>> START

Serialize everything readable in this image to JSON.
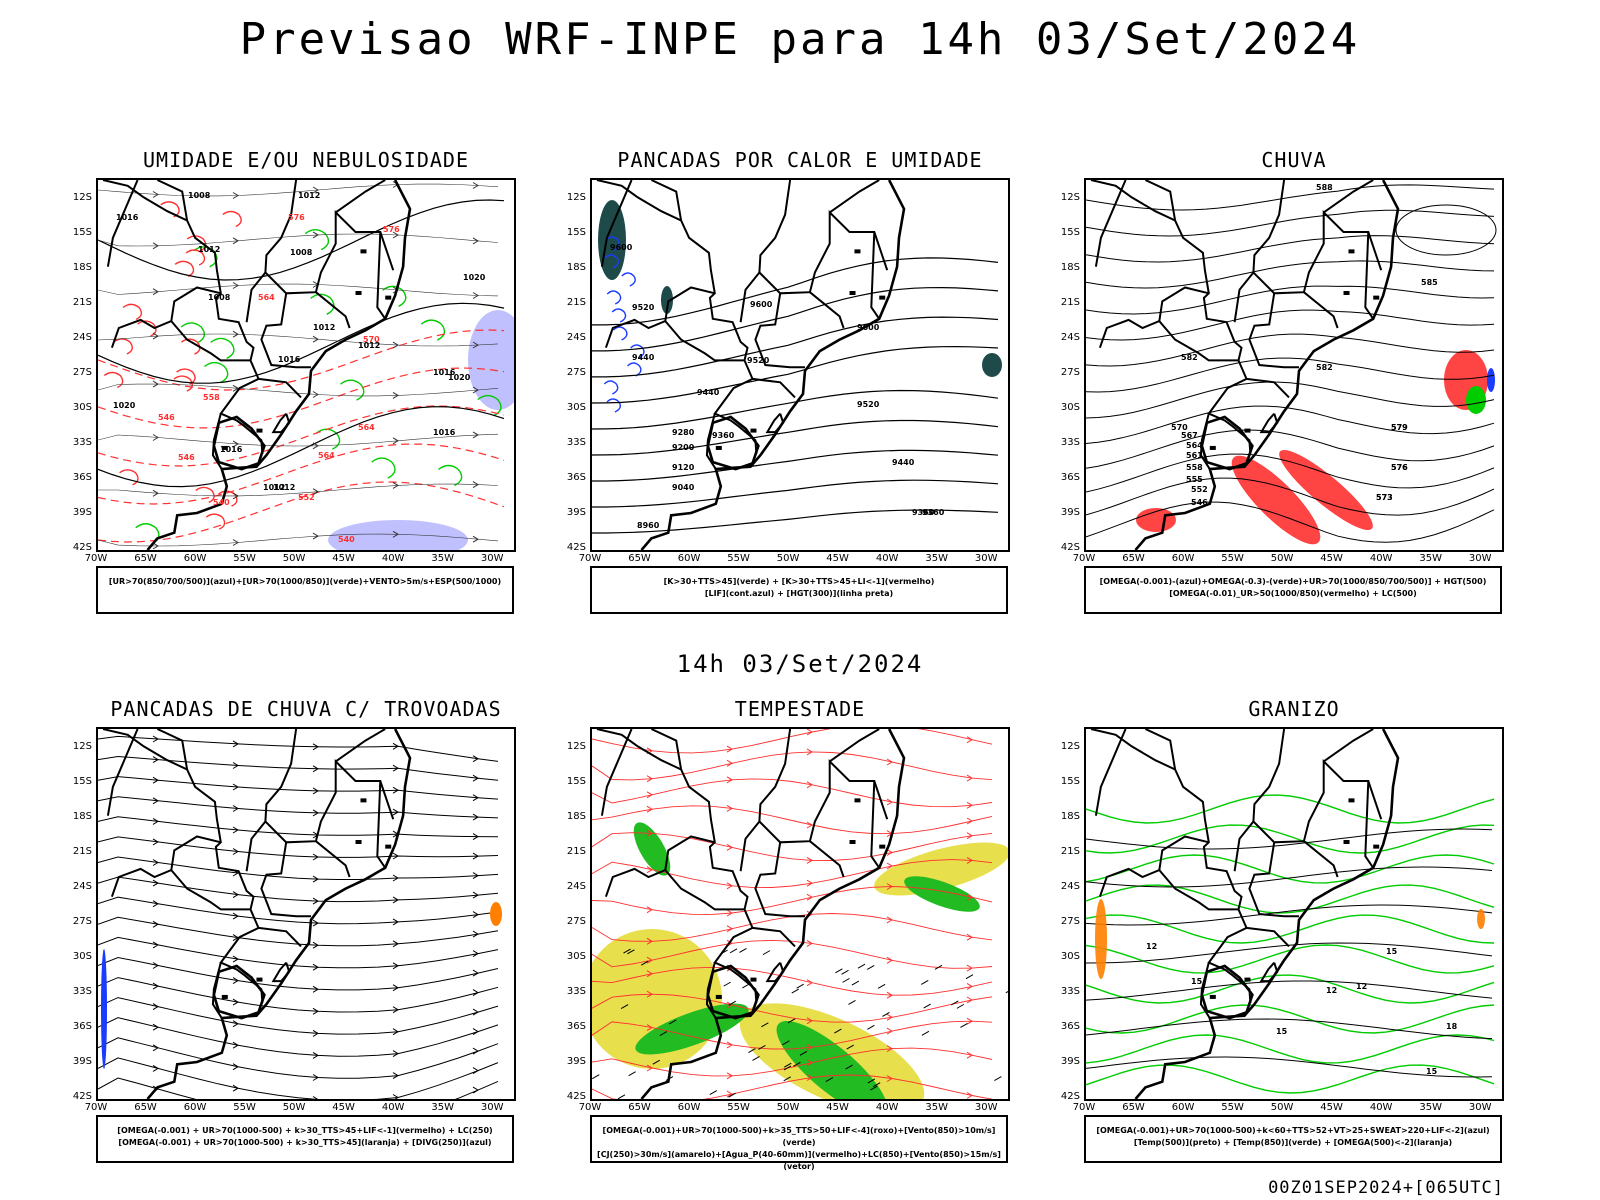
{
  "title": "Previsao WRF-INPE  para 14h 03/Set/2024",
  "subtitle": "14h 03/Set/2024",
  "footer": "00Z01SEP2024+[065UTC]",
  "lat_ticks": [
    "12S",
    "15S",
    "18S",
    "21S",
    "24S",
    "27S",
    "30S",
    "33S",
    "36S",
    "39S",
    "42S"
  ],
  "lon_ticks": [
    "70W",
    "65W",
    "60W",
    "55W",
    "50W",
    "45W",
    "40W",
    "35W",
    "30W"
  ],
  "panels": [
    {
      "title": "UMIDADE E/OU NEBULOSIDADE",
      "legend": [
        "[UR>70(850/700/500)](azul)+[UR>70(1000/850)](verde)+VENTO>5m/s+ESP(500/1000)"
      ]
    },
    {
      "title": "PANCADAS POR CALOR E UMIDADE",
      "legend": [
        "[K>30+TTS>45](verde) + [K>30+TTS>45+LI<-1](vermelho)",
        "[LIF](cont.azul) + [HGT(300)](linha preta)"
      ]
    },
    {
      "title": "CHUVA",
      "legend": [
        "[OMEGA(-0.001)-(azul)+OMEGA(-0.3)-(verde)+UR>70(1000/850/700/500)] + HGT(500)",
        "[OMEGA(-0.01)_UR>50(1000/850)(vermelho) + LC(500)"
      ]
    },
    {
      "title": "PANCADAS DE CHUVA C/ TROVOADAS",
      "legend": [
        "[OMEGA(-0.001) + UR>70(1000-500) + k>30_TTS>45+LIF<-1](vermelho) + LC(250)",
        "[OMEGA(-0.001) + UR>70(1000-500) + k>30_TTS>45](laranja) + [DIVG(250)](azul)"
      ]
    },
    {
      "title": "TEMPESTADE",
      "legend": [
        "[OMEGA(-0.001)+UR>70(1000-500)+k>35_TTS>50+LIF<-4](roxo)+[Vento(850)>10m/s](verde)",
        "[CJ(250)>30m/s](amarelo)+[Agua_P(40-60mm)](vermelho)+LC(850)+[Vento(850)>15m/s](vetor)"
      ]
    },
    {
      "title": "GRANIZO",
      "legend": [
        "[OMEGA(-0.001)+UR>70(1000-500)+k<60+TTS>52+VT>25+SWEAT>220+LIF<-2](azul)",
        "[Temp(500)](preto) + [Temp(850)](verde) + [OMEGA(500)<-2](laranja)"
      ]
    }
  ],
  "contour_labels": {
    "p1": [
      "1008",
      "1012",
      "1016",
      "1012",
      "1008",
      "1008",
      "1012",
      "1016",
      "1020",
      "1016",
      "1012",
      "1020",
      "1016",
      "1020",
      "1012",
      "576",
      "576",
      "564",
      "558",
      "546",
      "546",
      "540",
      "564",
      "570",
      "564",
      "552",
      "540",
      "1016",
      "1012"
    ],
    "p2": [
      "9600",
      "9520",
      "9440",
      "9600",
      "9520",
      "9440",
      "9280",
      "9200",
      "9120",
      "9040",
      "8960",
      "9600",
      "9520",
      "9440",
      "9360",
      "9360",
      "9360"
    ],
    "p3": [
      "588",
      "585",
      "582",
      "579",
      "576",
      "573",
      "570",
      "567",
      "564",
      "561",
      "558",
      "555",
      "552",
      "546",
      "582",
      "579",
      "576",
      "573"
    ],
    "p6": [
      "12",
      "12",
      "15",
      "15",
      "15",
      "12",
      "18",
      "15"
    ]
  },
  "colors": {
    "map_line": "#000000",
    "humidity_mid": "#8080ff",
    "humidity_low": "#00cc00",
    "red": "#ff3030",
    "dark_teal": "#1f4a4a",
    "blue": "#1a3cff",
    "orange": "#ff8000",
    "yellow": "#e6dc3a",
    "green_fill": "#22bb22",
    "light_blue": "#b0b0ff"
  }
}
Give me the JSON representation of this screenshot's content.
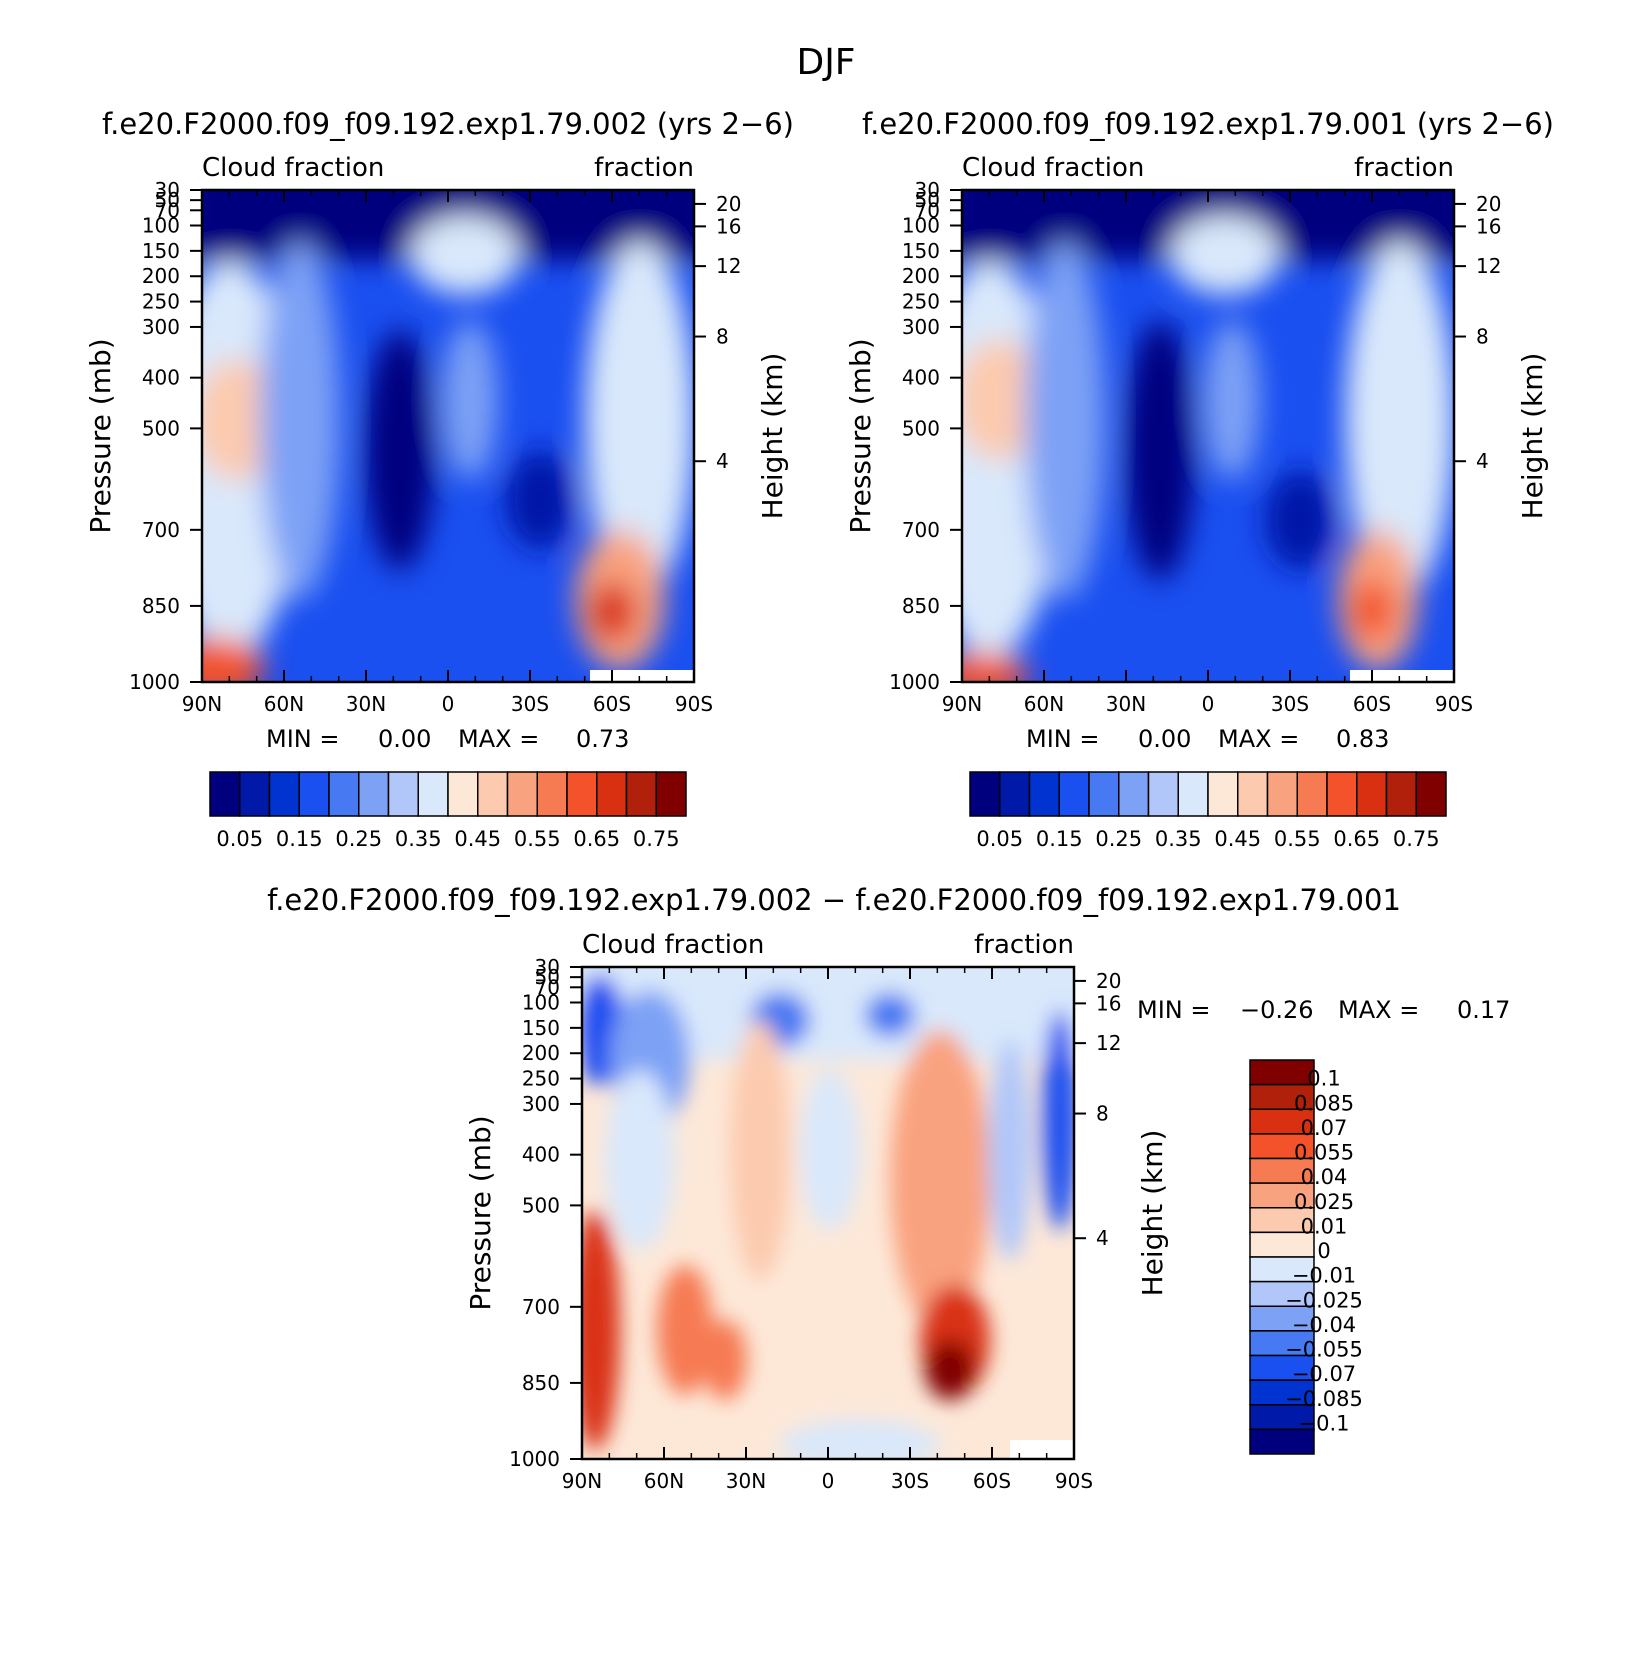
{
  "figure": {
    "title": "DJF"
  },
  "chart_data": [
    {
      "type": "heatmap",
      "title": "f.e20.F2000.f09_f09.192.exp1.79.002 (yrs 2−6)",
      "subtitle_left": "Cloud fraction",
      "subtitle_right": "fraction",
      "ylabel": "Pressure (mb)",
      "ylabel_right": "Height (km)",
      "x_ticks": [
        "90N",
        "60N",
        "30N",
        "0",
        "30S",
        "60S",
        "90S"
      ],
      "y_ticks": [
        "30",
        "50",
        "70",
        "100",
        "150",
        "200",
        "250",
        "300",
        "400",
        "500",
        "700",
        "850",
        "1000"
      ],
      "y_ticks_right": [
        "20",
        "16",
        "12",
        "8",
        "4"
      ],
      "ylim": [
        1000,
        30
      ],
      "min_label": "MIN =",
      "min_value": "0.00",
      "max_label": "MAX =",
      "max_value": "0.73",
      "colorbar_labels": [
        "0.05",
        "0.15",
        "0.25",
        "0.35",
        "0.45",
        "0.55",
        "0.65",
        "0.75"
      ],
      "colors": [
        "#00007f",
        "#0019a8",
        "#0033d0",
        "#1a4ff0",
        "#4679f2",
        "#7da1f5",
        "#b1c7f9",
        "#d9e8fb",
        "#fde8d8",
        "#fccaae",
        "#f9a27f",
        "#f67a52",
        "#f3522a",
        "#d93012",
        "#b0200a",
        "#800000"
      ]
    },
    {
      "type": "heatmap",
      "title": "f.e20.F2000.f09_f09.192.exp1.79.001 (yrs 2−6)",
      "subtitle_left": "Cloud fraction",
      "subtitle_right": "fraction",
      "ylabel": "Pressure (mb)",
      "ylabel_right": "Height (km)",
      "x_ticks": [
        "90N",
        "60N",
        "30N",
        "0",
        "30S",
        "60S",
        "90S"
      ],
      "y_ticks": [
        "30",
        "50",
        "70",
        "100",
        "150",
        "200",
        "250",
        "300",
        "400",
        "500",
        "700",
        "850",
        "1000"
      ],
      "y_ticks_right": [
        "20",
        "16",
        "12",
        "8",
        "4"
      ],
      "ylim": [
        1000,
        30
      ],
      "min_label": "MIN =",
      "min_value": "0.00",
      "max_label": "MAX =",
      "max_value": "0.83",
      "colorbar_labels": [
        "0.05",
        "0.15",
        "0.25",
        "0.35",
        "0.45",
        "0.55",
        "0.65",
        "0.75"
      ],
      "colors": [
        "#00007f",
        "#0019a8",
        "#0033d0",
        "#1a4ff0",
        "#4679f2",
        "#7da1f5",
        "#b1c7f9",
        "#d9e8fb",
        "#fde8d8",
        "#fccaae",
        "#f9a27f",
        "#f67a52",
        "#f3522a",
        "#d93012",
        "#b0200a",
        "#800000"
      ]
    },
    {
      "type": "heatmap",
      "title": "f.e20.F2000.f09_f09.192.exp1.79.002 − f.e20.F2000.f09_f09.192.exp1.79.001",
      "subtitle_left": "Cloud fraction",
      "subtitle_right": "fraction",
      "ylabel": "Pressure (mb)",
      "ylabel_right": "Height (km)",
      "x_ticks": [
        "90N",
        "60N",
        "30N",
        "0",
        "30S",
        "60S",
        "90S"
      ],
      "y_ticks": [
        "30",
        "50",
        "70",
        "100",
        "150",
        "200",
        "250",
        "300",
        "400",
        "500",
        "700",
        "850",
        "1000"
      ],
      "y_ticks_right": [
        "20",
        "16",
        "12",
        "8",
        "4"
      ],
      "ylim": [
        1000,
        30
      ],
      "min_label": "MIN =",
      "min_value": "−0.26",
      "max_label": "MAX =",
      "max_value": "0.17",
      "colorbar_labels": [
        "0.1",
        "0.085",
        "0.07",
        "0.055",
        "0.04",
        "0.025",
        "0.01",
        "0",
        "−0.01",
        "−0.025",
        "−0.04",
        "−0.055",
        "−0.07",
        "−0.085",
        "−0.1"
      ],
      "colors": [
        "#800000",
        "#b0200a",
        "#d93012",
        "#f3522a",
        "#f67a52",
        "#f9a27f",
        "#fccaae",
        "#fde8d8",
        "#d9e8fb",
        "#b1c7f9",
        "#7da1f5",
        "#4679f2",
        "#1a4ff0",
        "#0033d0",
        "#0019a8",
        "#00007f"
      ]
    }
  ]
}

>> END

▸ **Brief**: Search the data for "this". Copy every matching line.

▸ **Complete response**:
Serialize everything readable in this image to JSON.
Give me the JSON representation of this screenshot's content.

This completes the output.